## WORK TO BE COMPLETED
Type out all the records word for word. Any pictures are to be left out.

--- START ---

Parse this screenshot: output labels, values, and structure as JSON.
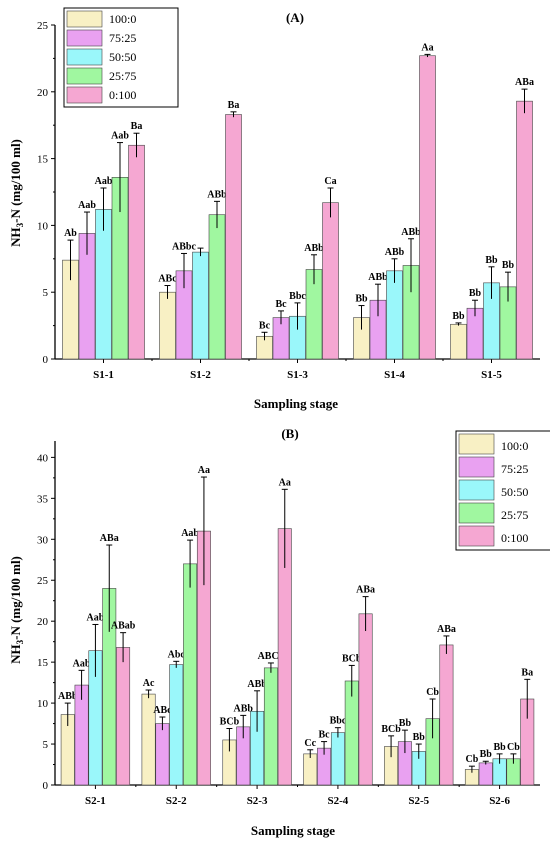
{
  "chart_data": [
    {
      "type": "bar",
      "title": "(A)",
      "xlabel": "Sampling stage",
      "ylabel_main": "NH",
      "ylabel_sub": "3",
      "ylabel_rest": "-N (mg/100 ml)",
      "ylim": [
        0,
        25
      ],
      "yticks": [
        0,
        5,
        10,
        15,
        20,
        25
      ],
      "legend_position": "top-left",
      "categories": [
        "S1-1",
        "S1-2",
        "S1-3",
        "S1-4",
        "S1-5"
      ],
      "series": [
        {
          "name": "100:0",
          "color": "#f8f0c4",
          "values": [
            7.4,
            5.0,
            1.7,
            3.1,
            2.6
          ],
          "errors": [
            1.5,
            0.5,
            0.3,
            0.9,
            0.1
          ],
          "labels": [
            "Ab",
            "ABc",
            "Bc",
            "Bb",
            "Bb"
          ]
        },
        {
          "name": "75:25",
          "color": "#e9a1f1",
          "values": [
            9.4,
            6.6,
            3.1,
            4.4,
            3.8
          ],
          "errors": [
            1.6,
            1.3,
            0.5,
            1.2,
            0.6
          ],
          "labels": [
            "Aab",
            "ABbc",
            "Bc",
            "ABb",
            "Bb"
          ]
        },
        {
          "name": "50:50",
          "color": "#9af7fa",
          "values": [
            11.2,
            8.0,
            3.2,
            6.6,
            5.7
          ],
          "errors": [
            1.6,
            0.3,
            1.0,
            0.9,
            1.2
          ],
          "labels": [
            "Aab",
            "",
            "Bbc",
            "ABb",
            "Bb"
          ]
        },
        {
          "name": "25:75",
          "color": "#a0f7a0",
          "values": [
            13.6,
            10.8,
            6.7,
            7.0,
            5.4
          ],
          "errors": [
            2.6,
            1.0,
            1.1,
            2.0,
            1.1
          ],
          "labels": [
            "Aab",
            "ABb",
            "ABb",
            "ABb",
            "Bb"
          ]
        },
        {
          "name": "0:100",
          "color": "#f5a7d2",
          "values": [
            16.0,
            18.3,
            11.7,
            22.7,
            19.3
          ],
          "errors": [
            0.9,
            0.2,
            1.1,
            0.1,
            0.9
          ],
          "labels": [
            "Ba",
            "Ba",
            "Ca",
            "Aa",
            "ABa"
          ]
        }
      ]
    },
    {
      "type": "bar",
      "title": "(B)",
      "xlabel": "Sampling stage",
      "ylabel_main": "NH",
      "ylabel_sub": "3",
      "ylabel_rest": "-N (mg/100 ml)",
      "ylim": [
        0,
        42
      ],
      "yticks": [
        0,
        5,
        10,
        15,
        20,
        25,
        30,
        35,
        40
      ],
      "legend_position": "top-right",
      "categories": [
        "S2-1",
        "S2-2",
        "S2-3",
        "S2-4",
        "S2-5",
        "S2-6"
      ],
      "series": [
        {
          "name": "100:0",
          "color": "#f8f0c4",
          "values": [
            8.6,
            11.1,
            5.5,
            3.8,
            4.7,
            1.9
          ],
          "errors": [
            1.4,
            0.5,
            1.4,
            0.5,
            1.3,
            0.4
          ],
          "labels": [
            "ABb",
            "Ac",
            "BCb",
            "Cc",
            "BCb",
            "Cb"
          ]
        },
        {
          "name": "75:25",
          "color": "#e9a1f1",
          "values": [
            12.2,
            7.5,
            7.1,
            4.5,
            5.3,
            2.7
          ],
          "errors": [
            1.8,
            0.8,
            1.4,
            0.8,
            1.4,
            0.2
          ],
          "labels": [
            "Aab",
            "ABc",
            "ABb",
            "Bc",
            "Bb",
            "Bb"
          ]
        },
        {
          "name": "50:50",
          "color": "#9af7fa",
          "values": [
            16.4,
            14.7,
            9.0,
            6.4,
            4.1,
            3.2
          ],
          "errors": [
            3.2,
            0.4,
            2.5,
            0.6,
            0.9,
            0.6
          ],
          "labels": [
            "Aab",
            "Abc",
            "ABb",
            "Bbc",
            "Bb",
            "Bb"
          ]
        },
        {
          "name": "25:75",
          "color": "#a0f7a0",
          "values": [
            24.0,
            27.0,
            14.3,
            12.7,
            8.1,
            3.2
          ],
          "errors": [
            5.3,
            2.9,
            0.6,
            1.9,
            2.4,
            0.6
          ],
          "labels": [
            "ABa",
            "Aab",
            "ABCb",
            "BCb",
            "Cb",
            "Cb"
          ]
        },
        {
          "name": "0:100",
          "color": "#f5a7d2",
          "values": [
            16.8,
            31.0,
            31.3,
            20.9,
            17.1,
            10.5
          ],
          "errors": [
            1.8,
            6.6,
            4.8,
            2.1,
            1.1,
            2.4
          ],
          "labels": [
            "ABab",
            "Aa",
            "Aa",
            "ABa",
            "ABa",
            "Ba"
          ]
        }
      ]
    }
  ]
}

--- END ---

## THE ANSWER
Parse this screenshot: output labels, values, and structure as JSON.
{
  "chart_data": [
    {
      "type": "bar",
      "title": "(A)",
      "xlabel": "Sampling stage",
      "ylabel_main": "NH",
      "ylabel_sub": "3",
      "ylabel_rest": "-N (mg/100 ml)",
      "ylim": [
        0,
        25
      ],
      "yticks": [
        0,
        5,
        10,
        15,
        20,
        25
      ],
      "legend_position": "top-left",
      "categories": [
        "S1-1",
        "S1-2",
        "S1-3",
        "S1-4",
        "S1-5"
      ],
      "series": [
        {
          "name": "100:0",
          "color": "#f8f0c4",
          "values": [
            7.4,
            5.0,
            1.7,
            3.1,
            2.6
          ],
          "errors": [
            1.5,
            0.5,
            0.3,
            0.9,
            0.1
          ],
          "labels": [
            "Ab",
            "ABc",
            "Bc",
            "Bb",
            "Bb"
          ]
        },
        {
          "name": "75:25",
          "color": "#e9a1f1",
          "values": [
            9.4,
            6.6,
            3.1,
            4.4,
            3.8
          ],
          "errors": [
            1.6,
            1.3,
            0.5,
            1.2,
            0.6
          ],
          "labels": [
            "Aab",
            "ABbc",
            "Bc",
            "ABb",
            "Bb"
          ]
        },
        {
          "name": "50:50",
          "color": "#9af7fa",
          "values": [
            11.2,
            8.0,
            3.2,
            6.6,
            5.7
          ],
          "errors": [
            1.6,
            0.3,
            1.0,
            0.9,
            1.2
          ],
          "labels": [
            "Aab",
            "",
            "Bbc",
            "ABb",
            "Bb"
          ]
        },
        {
          "name": "25:75",
          "color": "#a0f7a0",
          "values": [
            13.6,
            10.8,
            6.7,
            7.0,
            5.4
          ],
          "errors": [
            2.6,
            1.0,
            1.1,
            2.0,
            1.1
          ],
          "labels": [
            "Aab",
            "ABb",
            "ABb",
            "ABb",
            "Bb"
          ]
        },
        {
          "name": "0:100",
          "color": "#f5a7d2",
          "values": [
            16.0,
            18.3,
            11.7,
            22.7,
            19.3
          ],
          "errors": [
            0.9,
            0.2,
            1.1,
            0.1,
            0.9
          ],
          "labels": [
            "Ba",
            "Ba",
            "Ca",
            "Aa",
            "ABa"
          ]
        }
      ]
    },
    {
      "type": "bar",
      "title": "(B)",
      "xlabel": "Sampling stage",
      "ylabel_main": "NH",
      "ylabel_sub": "3",
      "ylabel_rest": "-N (mg/100 ml)",
      "ylim": [
        0,
        42
      ],
      "yticks": [
        0,
        5,
        10,
        15,
        20,
        25,
        30,
        35,
        40
      ],
      "legend_position": "top-right",
      "categories": [
        "S2-1",
        "S2-2",
        "S2-3",
        "S2-4",
        "S2-5",
        "S2-6"
      ],
      "series": [
        {
          "name": "100:0",
          "color": "#f8f0c4",
          "values": [
            8.6,
            11.1,
            5.5,
            3.8,
            4.7,
            1.9
          ],
          "errors": [
            1.4,
            0.5,
            1.4,
            0.5,
            1.3,
            0.4
          ],
          "labels": [
            "ABb",
            "Ac",
            "BCb",
            "Cc",
            "BCb",
            "Cb"
          ]
        },
        {
          "name": "75:25",
          "color": "#e9a1f1",
          "values": [
            12.2,
            7.5,
            7.1,
            4.5,
            5.3,
            2.7
          ],
          "errors": [
            1.8,
            0.8,
            1.4,
            0.8,
            1.4,
            0.2
          ],
          "labels": [
            "Aab",
            "ABc",
            "ABb",
            "Bc",
            "Bb",
            "Bb"
          ]
        },
        {
          "name": "50:50",
          "color": "#9af7fa",
          "values": [
            16.4,
            14.7,
            9.0,
            6.4,
            4.1,
            3.2
          ],
          "errors": [
            3.2,
            0.4,
            2.5,
            0.6,
            0.9,
            0.6
          ],
          "labels": [
            "Aab",
            "Abc",
            "ABb",
            "Bbc",
            "Bb",
            "Bb"
          ]
        },
        {
          "name": "25:75",
          "color": "#a0f7a0",
          "values": [
            24.0,
            27.0,
            14.3,
            12.7,
            8.1,
            3.2
          ],
          "errors": [
            5.3,
            2.9,
            0.6,
            1.9,
            2.4,
            0.6
          ],
          "labels": [
            "ABa",
            "Aab",
            "ABCb",
            "BCb",
            "Cb",
            "Cb"
          ]
        },
        {
          "name": "0:100",
          "color": "#f5a7d2",
          "values": [
            16.8,
            31.0,
            31.3,
            20.9,
            17.1,
            10.5
          ],
          "errors": [
            1.8,
            6.6,
            4.8,
            2.1,
            1.1,
            2.4
          ],
          "labels": [
            "ABab",
            "Aa",
            "Aa",
            "ABa",
            "ABa",
            "Ba"
          ]
        }
      ]
    }
  ]
}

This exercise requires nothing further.